| SOURCE DATA |
________

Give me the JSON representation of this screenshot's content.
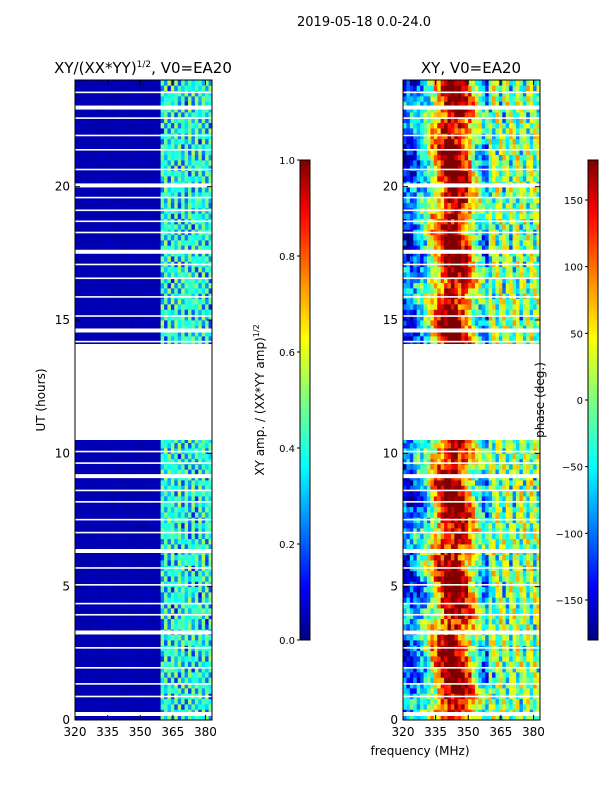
{
  "figure": {
    "suptitle": "2019-05-18 0.0-24.0",
    "shared_xlabel": "frequency (MHz)"
  },
  "chart_data": [
    {
      "type": "heatmap",
      "title": "XY/(XX*YY)",
      "title_exp": "1/2",
      "title_suffix": ", V0=EA20",
      "ylabel": "UT (hours)",
      "xlim": [
        320,
        383
      ],
      "ylim": [
        0,
        24
      ],
      "x_ticks": [
        320,
        335,
        350,
        365,
        380
      ],
      "y_ticks": [
        0,
        5,
        10,
        15,
        20
      ],
      "colorbar": {
        "label": "XY amp. / (XX*YY amp)",
        "label_exp": "1/2",
        "range": [
          0.0,
          1.0
        ],
        "ticks": [
          "0.0",
          "0.2",
          "0.4",
          "0.6",
          "0.8",
          "1.0"
        ],
        "colormap": "jet"
      },
      "data_gap_hours": [
        10.5,
        14.1
      ],
      "signal_band_mhz": [
        360,
        383
      ],
      "typical_value_out_of_band": 0.05,
      "typical_value_in_band": 0.35
    },
    {
      "type": "heatmap",
      "title": "XY, V0=EA20",
      "xlim": [
        320,
        383
      ],
      "ylim": [
        0,
        24
      ],
      "x_ticks": [
        320,
        335,
        350,
        365,
        380
      ],
      "y_ticks": [
        0,
        5,
        10,
        15,
        20
      ],
      "colorbar": {
        "label": "phase (deg.)",
        "range": [
          -180,
          180
        ],
        "ticks": [
          "-150",
          "-100",
          "-50",
          "0",
          "50",
          "100",
          "150"
        ],
        "colormap": "jet"
      },
      "data_gap_hours": [
        10.5,
        14.1
      ],
      "phase_peak_center_mhz": 343
    }
  ],
  "colors": {
    "jet": [
      "#00007f",
      "#0000ff",
      "#007fff",
      "#00ffff",
      "#7fff7f",
      "#ffff00",
      "#ff7f00",
      "#ff0000",
      "#7f0000"
    ]
  }
}
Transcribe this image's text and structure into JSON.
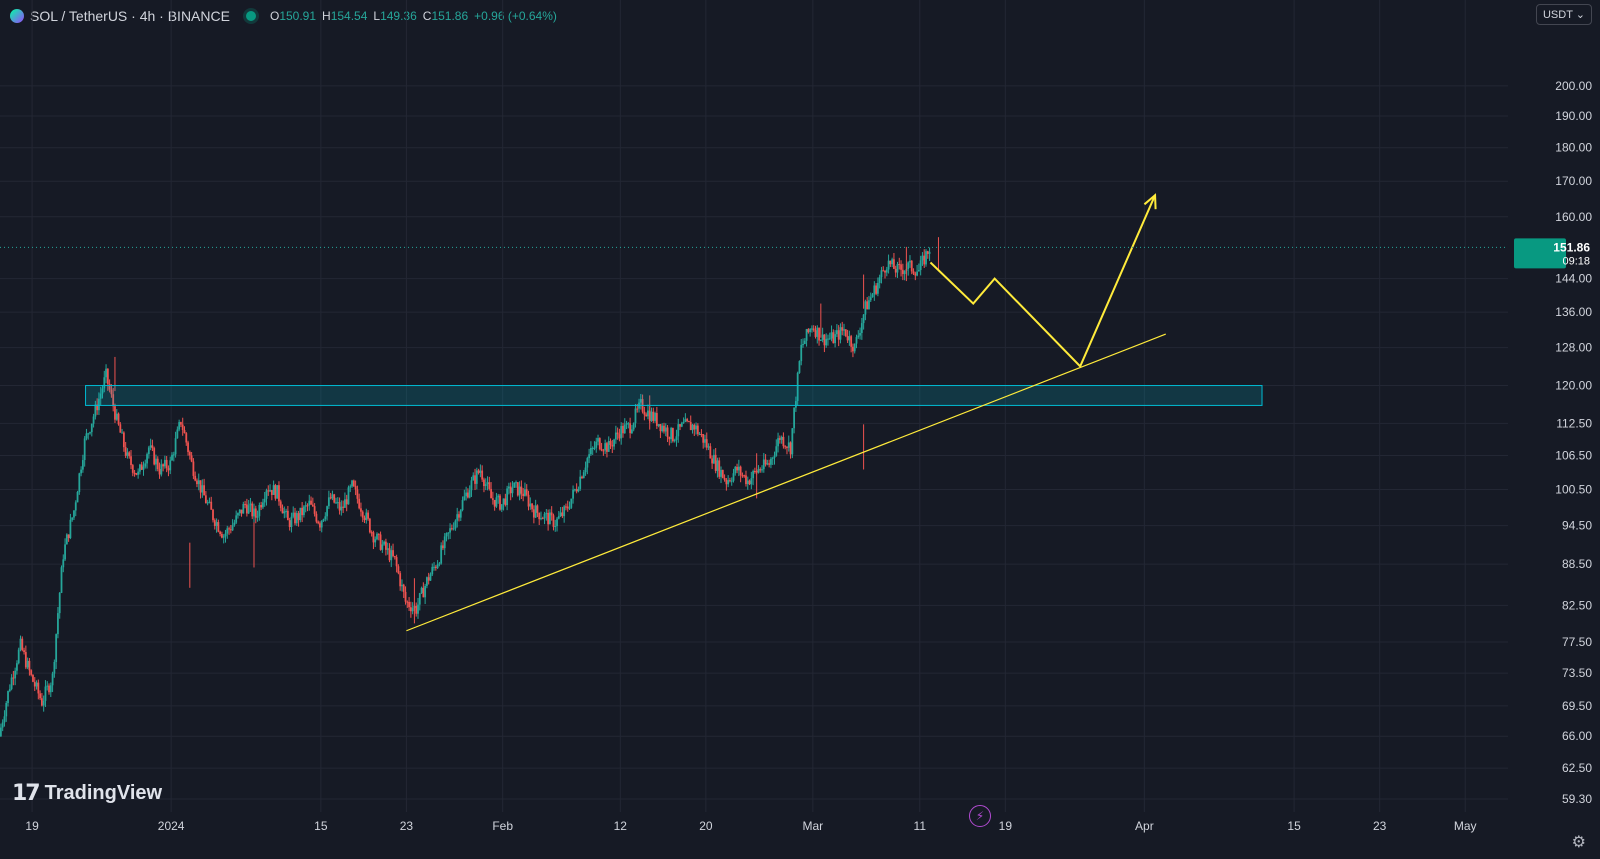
{
  "header": {
    "symbol": "SOL / TetherUS · 4h · BINANCE",
    "open_label": "O",
    "open": "150.91",
    "high_label": "H",
    "high": "154.54",
    "low_label": "L",
    "low": "149.36",
    "close_label": "C",
    "close": "151.86",
    "change": "+0.96 (+0.64%)"
  },
  "currency": "USDT",
  "logo": "TradingView",
  "last_price": {
    "value": "151.86",
    "countdown": "09:18"
  },
  "colors": {
    "background": "#161a25",
    "up": "#26a69a",
    "down": "#ef5350",
    "zone": "#00bcd4",
    "drawing": "#ffeb3b"
  },
  "chart_data": {
    "type": "candlestick",
    "scale": "log",
    "ylim": [
      58,
      220
    ],
    "xlim": [
      "2023-12-16",
      "2024-05-05"
    ],
    "price_ticks": [
      "200.00",
      "190.00",
      "180.00",
      "170.00",
      "160.00",
      "144.00",
      "136.00",
      "128.00",
      "120.00",
      "112.50",
      "106.50",
      "100.50",
      "94.50",
      "88.50",
      "82.50",
      "77.50",
      "73.50",
      "69.50",
      "66.00",
      "62.50",
      "59.30"
    ],
    "date_ticks": [
      {
        "label": "19",
        "date": "2023-12-19"
      },
      {
        "label": "2024",
        "date": "2024-01-01"
      },
      {
        "label": "15",
        "date": "2024-01-15"
      },
      {
        "label": "23",
        "date": "2024-01-23"
      },
      {
        "label": "Feb",
        "date": "2024-02-01"
      },
      {
        "label": "12",
        "date": "2024-02-12"
      },
      {
        "label": "20",
        "date": "2024-02-20"
      },
      {
        "label": "Mar",
        "date": "2024-03-01"
      },
      {
        "label": "11",
        "date": "2024-03-11"
      },
      {
        "label": "19",
        "date": "2024-03-19"
      },
      {
        "label": "Apr",
        "date": "2024-04-01"
      },
      {
        "label": "15",
        "date": "2024-04-15"
      },
      {
        "label": "23",
        "date": "2024-04-23"
      },
      {
        "label": "May",
        "date": "2024-05-01"
      }
    ],
    "price_path": [
      [
        "2023-12-16",
        66
      ],
      [
        "2023-12-17",
        72
      ],
      [
        "2023-12-18",
        77
      ],
      [
        "2023-12-19",
        73
      ],
      [
        "2023-12-20",
        70
      ],
      [
        "2023-12-21",
        73
      ],
      [
        "2023-12-22",
        90
      ],
      [
        "2023-12-23",
        97
      ],
      [
        "2023-12-24",
        109
      ],
      [
        "2023-12-25",
        115
      ],
      [
        "2023-12-26",
        122
      ],
      [
        "2023-12-27",
        113
      ],
      [
        "2023-12-28",
        106
      ],
      [
        "2023-12-29",
        103
      ],
      [
        "2023-12-30",
        108
      ],
      [
        "2023-12-31",
        104
      ],
      [
        "2024-01-01",
        105
      ],
      [
        "2024-01-02",
        113
      ],
      [
        "2024-01-03",
        105
      ],
      [
        "2024-01-04",
        100
      ],
      [
        "2024-01-05",
        96
      ],
      [
        "2024-01-06",
        93
      ],
      [
        "2024-01-07",
        95
      ],
      [
        "2024-01-08",
        98
      ],
      [
        "2024-01-09",
        96
      ],
      [
        "2024-01-10",
        101
      ],
      [
        "2024-01-11",
        100
      ],
      [
        "2024-01-12",
        95
      ],
      [
        "2024-01-13",
        96
      ],
      [
        "2024-01-14",
        98
      ],
      [
        "2024-01-15",
        95
      ],
      [
        "2024-01-16",
        99
      ],
      [
        "2024-01-17",
        97
      ],
      [
        "2024-01-18",
        101
      ],
      [
        "2024-01-19",
        97
      ],
      [
        "2024-01-20",
        93
      ],
      [
        "2024-01-21",
        91
      ],
      [
        "2024-01-22",
        89
      ],
      [
        "2024-01-23",
        83
      ],
      [
        "2024-01-24",
        82
      ],
      [
        "2024-01-25",
        86
      ],
      [
        "2024-01-26",
        89
      ],
      [
        "2024-01-27",
        93
      ],
      [
        "2024-01-28",
        97
      ],
      [
        "2024-01-29",
        101
      ],
      [
        "2024-01-30",
        104
      ],
      [
        "2024-01-31",
        99
      ],
      [
        "2024-02-01",
        98
      ],
      [
        "2024-02-02",
        101
      ],
      [
        "2024-02-03",
        100
      ],
      [
        "2024-02-04",
        97
      ],
      [
        "2024-02-05",
        96
      ],
      [
        "2024-02-06",
        95
      ],
      [
        "2024-02-07",
        97
      ],
      [
        "2024-02-08",
        101
      ],
      [
        "2024-02-09",
        106
      ],
      [
        "2024-02-10",
        109
      ],
      [
        "2024-02-11",
        108
      ],
      [
        "2024-02-12",
        111
      ],
      [
        "2024-02-13",
        112
      ],
      [
        "2024-02-14",
        116
      ],
      [
        "2024-02-15",
        114
      ],
      [
        "2024-02-16",
        112
      ],
      [
        "2024-02-17",
        110
      ],
      [
        "2024-02-18",
        112
      ],
      [
        "2024-02-19",
        112
      ],
      [
        "2024-02-20",
        109
      ],
      [
        "2024-02-21",
        105
      ],
      [
        "2024-02-22",
        102
      ],
      [
        "2024-02-23",
        104
      ],
      [
        "2024-02-24",
        102
      ],
      [
        "2024-02-25",
        104
      ],
      [
        "2024-02-26",
        105
      ],
      [
        "2024-02-27",
        110
      ],
      [
        "2024-02-28",
        108
      ],
      [
        "2024-02-29",
        128
      ],
      [
        "2024-03-01",
        133
      ],
      [
        "2024-03-02",
        130
      ],
      [
        "2024-03-03",
        130
      ],
      [
        "2024-03-04",
        132
      ],
      [
        "2024-03-05",
        128
      ],
      [
        "2024-03-06",
        137
      ],
      [
        "2024-03-07",
        142
      ],
      [
        "2024-03-08",
        148
      ],
      [
        "2024-03-09",
        146
      ],
      [
        "2024-03-10",
        147
      ],
      [
        "2024-03-11",
        146
      ],
      [
        "2024-03-12",
        151.86
      ]
    ],
    "lows": [
      [
        "2024-01-02",
        85
      ],
      [
        "2024-01-08",
        88
      ],
      [
        "2024-01-23",
        80
      ],
      [
        "2024-03-05",
        104
      ],
      [
        "2024-02-24",
        99
      ]
    ],
    "highs": [
      [
        "2023-12-26",
        126
      ],
      [
        "2024-02-14",
        118
      ],
      [
        "2024-03-01",
        138
      ],
      [
        "2024-03-05",
        145
      ],
      [
        "2024-03-09",
        152
      ],
      [
        "2024-03-12",
        154.54
      ]
    ],
    "zone": {
      "from": "2023-12-24",
      "to": "2024-04-12",
      "top": 120,
      "bottom": 116
    },
    "trendline": {
      "from": [
        "2024-01-23",
        79
      ],
      "to": [
        "2024-04-03",
        131
      ]
    },
    "projection": [
      [
        "2024-03-12",
        148
      ],
      [
        "2024-03-16",
        138
      ],
      [
        "2024-03-18",
        144
      ],
      [
        "2024-03-26",
        124
      ],
      [
        "2024-04-02",
        166
      ]
    ]
  }
}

________

| REQUIREMENTS |
Write out every line of the listing that holds the word "this".

| FINISHED TASK |
Give me the JSON representation of this screenshot's content.
Transcribe this image's text and structure into JSON.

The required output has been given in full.